__Work required__.
Below are the records; pull every line that includes "Words".
--------
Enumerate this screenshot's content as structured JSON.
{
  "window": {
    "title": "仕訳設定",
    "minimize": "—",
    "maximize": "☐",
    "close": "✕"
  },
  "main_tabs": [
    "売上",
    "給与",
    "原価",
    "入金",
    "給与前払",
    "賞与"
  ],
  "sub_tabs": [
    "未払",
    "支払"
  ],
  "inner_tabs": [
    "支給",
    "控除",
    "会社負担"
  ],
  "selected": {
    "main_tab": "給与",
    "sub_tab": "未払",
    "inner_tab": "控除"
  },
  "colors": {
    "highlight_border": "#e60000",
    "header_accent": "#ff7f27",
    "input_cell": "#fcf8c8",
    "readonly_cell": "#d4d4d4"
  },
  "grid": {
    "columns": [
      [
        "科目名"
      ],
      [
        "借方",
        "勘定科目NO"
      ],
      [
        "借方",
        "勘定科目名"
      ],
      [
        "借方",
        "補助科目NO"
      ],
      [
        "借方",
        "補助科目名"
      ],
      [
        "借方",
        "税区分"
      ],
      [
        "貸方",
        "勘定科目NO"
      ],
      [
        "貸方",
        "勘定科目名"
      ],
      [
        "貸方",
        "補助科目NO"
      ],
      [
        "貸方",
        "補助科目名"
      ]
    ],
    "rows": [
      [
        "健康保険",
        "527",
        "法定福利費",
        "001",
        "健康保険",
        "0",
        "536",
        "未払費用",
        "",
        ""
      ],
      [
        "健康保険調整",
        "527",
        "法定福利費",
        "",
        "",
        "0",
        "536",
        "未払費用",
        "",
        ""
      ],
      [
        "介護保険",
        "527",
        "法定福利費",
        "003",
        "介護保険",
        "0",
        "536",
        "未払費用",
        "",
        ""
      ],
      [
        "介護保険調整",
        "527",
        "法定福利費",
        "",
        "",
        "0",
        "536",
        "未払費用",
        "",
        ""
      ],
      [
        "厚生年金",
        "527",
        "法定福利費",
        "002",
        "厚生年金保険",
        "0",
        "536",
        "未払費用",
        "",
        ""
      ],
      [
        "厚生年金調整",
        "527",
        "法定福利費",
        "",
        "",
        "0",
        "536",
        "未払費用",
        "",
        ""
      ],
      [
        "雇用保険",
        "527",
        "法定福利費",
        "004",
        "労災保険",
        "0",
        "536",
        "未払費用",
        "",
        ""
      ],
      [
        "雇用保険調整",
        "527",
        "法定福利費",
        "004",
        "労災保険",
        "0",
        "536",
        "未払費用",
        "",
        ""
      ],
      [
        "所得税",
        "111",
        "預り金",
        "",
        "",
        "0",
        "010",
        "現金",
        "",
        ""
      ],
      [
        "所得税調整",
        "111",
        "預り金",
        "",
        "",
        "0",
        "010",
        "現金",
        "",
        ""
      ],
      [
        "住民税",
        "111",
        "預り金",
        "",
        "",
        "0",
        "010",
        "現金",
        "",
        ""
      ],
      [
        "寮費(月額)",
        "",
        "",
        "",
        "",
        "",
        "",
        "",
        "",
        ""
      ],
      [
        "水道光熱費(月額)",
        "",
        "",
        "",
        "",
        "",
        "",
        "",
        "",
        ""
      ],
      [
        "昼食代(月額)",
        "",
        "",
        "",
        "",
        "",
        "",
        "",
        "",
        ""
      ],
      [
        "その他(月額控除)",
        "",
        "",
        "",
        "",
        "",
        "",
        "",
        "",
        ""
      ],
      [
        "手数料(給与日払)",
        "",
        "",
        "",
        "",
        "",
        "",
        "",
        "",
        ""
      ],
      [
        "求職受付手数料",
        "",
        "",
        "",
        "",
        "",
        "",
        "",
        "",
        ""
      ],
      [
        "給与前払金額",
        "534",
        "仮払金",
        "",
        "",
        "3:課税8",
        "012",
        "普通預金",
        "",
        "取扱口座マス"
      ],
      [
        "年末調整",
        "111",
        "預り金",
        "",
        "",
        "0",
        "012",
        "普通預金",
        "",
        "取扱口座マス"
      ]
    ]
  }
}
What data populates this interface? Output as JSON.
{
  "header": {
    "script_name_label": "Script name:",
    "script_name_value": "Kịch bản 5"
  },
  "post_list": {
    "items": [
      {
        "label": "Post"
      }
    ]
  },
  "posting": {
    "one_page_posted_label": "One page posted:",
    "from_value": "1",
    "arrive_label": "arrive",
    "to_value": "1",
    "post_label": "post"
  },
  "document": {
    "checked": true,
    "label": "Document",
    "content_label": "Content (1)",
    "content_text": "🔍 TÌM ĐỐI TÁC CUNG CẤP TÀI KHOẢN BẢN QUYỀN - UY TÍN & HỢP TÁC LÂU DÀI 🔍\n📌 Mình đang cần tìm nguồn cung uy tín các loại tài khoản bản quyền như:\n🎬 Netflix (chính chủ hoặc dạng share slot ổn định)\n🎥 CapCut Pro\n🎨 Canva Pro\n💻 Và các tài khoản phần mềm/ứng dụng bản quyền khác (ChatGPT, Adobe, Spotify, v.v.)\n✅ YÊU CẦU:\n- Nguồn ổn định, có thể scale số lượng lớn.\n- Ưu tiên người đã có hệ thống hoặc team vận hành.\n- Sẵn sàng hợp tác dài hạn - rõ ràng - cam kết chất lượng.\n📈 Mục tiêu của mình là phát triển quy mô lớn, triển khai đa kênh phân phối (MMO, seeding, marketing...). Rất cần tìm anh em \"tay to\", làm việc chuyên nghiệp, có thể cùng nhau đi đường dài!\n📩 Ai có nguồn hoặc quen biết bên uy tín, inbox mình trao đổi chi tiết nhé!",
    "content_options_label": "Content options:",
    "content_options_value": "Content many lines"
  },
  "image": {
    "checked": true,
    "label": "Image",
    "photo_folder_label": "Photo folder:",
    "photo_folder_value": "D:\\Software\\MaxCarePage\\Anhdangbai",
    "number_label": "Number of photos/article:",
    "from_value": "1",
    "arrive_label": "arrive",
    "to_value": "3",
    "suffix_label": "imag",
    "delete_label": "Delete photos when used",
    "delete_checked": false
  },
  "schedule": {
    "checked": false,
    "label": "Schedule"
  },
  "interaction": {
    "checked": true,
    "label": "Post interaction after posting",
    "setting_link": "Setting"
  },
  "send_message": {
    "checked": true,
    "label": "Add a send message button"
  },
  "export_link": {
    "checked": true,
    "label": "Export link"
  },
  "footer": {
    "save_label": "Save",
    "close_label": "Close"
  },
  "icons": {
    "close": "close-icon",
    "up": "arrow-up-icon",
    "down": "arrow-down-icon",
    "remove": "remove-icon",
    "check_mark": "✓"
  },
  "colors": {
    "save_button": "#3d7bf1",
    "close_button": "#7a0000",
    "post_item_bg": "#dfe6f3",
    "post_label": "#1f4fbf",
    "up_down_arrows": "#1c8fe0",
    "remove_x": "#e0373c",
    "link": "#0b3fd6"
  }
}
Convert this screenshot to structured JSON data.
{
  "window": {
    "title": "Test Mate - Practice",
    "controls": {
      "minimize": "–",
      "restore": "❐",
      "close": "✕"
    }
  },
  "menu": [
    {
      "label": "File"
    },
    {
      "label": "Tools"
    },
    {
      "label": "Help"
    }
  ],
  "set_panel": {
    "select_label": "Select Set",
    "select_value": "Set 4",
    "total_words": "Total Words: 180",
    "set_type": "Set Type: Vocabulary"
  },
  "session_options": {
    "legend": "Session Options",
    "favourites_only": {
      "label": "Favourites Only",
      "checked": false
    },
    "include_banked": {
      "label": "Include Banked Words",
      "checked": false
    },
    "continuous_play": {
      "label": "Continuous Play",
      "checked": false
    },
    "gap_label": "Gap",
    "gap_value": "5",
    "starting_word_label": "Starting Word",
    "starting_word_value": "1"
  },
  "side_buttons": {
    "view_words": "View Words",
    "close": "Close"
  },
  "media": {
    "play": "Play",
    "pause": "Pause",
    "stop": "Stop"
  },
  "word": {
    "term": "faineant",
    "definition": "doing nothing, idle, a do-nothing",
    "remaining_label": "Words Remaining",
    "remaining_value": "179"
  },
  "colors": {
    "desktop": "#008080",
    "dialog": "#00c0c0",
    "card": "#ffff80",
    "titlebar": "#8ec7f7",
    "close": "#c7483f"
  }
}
--------
__Correct output__.
    "total_words": "Total Words: 180",
      "label": "Include Banked Words",
    "view_words": "View Words",
    "remaining_label": "Words Remaining",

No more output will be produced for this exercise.